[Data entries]
──────

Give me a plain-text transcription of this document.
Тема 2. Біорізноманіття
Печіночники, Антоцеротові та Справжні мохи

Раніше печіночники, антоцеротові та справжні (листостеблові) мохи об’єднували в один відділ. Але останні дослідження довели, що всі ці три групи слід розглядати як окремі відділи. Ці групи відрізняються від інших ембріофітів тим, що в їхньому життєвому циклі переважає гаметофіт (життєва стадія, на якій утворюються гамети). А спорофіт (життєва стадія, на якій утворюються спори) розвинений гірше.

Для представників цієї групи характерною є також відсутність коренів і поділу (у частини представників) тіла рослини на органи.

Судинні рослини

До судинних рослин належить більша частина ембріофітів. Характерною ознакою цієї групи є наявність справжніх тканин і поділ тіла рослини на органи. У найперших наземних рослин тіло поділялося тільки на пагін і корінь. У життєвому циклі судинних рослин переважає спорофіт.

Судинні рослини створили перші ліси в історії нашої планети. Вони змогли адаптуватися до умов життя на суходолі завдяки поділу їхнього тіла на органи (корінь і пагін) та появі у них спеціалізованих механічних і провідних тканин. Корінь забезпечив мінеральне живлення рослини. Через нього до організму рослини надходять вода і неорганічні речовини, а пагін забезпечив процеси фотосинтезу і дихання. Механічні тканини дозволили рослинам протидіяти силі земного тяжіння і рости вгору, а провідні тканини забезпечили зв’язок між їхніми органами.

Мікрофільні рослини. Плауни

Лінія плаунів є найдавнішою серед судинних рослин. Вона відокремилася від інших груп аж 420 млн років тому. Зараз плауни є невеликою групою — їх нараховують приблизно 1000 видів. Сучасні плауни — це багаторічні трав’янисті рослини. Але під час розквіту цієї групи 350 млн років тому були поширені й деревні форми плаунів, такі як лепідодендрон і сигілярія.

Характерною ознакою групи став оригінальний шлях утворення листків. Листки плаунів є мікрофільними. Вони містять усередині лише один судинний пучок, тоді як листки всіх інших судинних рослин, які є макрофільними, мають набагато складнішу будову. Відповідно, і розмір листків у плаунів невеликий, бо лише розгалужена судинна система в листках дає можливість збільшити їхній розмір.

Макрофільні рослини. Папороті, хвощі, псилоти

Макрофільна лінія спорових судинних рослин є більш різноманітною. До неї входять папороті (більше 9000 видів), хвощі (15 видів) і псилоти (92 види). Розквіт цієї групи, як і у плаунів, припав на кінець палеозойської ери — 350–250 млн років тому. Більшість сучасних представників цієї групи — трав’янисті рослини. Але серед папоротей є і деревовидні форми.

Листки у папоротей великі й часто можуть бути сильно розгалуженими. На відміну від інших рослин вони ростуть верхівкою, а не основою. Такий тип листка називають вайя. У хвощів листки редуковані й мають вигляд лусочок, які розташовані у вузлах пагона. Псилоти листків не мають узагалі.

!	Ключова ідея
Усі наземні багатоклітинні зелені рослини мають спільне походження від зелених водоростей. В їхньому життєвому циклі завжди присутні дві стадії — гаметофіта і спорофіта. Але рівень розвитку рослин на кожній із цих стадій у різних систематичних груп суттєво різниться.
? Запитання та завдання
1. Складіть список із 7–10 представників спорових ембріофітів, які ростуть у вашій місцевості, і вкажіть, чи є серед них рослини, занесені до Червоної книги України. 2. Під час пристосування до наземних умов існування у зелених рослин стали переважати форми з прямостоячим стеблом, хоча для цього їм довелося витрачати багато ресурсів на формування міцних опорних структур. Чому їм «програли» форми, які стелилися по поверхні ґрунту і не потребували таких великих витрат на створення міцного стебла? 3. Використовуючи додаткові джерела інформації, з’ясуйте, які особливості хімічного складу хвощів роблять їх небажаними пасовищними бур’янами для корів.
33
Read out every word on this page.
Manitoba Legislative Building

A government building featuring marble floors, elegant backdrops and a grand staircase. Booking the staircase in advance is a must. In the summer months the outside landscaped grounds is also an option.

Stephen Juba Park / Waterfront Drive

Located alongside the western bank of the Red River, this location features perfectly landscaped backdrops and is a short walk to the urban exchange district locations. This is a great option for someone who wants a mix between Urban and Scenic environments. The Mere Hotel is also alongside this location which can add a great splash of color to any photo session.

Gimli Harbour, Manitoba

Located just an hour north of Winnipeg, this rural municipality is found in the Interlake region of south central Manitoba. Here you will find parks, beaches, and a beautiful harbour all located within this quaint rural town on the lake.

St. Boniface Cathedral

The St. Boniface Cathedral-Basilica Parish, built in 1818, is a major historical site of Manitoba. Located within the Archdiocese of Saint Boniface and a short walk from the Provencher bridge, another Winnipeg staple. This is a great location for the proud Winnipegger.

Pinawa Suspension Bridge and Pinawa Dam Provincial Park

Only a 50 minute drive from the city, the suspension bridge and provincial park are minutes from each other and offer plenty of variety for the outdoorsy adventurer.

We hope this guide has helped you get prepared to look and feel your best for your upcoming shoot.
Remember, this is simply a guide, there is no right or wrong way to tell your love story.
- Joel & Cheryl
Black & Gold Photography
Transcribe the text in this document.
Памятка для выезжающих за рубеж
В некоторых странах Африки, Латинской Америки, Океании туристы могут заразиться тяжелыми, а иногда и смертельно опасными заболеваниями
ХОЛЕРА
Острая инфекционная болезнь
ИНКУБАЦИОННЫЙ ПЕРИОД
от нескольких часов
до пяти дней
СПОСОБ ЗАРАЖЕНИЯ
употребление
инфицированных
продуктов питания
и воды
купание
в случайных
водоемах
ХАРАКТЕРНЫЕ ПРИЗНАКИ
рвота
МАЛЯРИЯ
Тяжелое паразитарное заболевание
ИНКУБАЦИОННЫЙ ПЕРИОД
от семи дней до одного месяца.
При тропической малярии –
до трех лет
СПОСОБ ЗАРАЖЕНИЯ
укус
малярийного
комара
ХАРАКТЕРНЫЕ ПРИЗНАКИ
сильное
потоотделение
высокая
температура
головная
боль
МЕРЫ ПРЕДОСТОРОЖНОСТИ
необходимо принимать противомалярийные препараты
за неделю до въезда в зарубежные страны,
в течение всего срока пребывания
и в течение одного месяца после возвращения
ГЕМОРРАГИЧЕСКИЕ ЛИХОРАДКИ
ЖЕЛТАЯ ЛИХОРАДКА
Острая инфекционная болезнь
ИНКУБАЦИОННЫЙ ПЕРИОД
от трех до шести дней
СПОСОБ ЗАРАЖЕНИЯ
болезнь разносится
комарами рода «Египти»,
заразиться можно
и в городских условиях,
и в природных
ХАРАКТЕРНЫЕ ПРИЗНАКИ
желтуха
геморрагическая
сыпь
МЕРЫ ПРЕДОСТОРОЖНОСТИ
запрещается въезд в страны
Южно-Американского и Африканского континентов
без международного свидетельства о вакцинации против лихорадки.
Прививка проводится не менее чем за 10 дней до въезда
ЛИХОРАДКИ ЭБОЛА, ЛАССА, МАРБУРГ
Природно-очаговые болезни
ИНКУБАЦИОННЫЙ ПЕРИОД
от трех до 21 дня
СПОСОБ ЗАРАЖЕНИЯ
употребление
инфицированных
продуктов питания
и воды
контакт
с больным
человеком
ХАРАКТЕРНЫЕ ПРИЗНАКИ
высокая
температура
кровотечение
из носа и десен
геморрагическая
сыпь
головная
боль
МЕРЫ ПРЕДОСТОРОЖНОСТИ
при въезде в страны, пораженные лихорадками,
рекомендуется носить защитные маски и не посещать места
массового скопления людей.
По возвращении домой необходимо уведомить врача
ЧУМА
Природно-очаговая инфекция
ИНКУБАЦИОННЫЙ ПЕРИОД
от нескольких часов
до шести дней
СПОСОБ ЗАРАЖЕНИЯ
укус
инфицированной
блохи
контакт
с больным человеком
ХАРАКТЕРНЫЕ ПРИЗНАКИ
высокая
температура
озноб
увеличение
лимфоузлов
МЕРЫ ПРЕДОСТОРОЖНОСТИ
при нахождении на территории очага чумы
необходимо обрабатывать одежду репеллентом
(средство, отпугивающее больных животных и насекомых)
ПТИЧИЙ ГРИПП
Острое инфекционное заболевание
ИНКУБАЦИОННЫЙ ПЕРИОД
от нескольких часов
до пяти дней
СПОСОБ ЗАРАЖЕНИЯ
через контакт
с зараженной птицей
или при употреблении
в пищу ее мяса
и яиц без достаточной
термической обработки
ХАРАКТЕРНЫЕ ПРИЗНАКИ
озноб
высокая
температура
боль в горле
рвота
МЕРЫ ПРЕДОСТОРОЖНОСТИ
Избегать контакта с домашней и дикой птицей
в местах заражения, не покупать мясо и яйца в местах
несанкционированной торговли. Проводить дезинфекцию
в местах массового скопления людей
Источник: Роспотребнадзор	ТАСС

──────

• _Work to be completed_:
Report only how many lines of the listing hold the word "guide".

• _Result for this exercise_:
2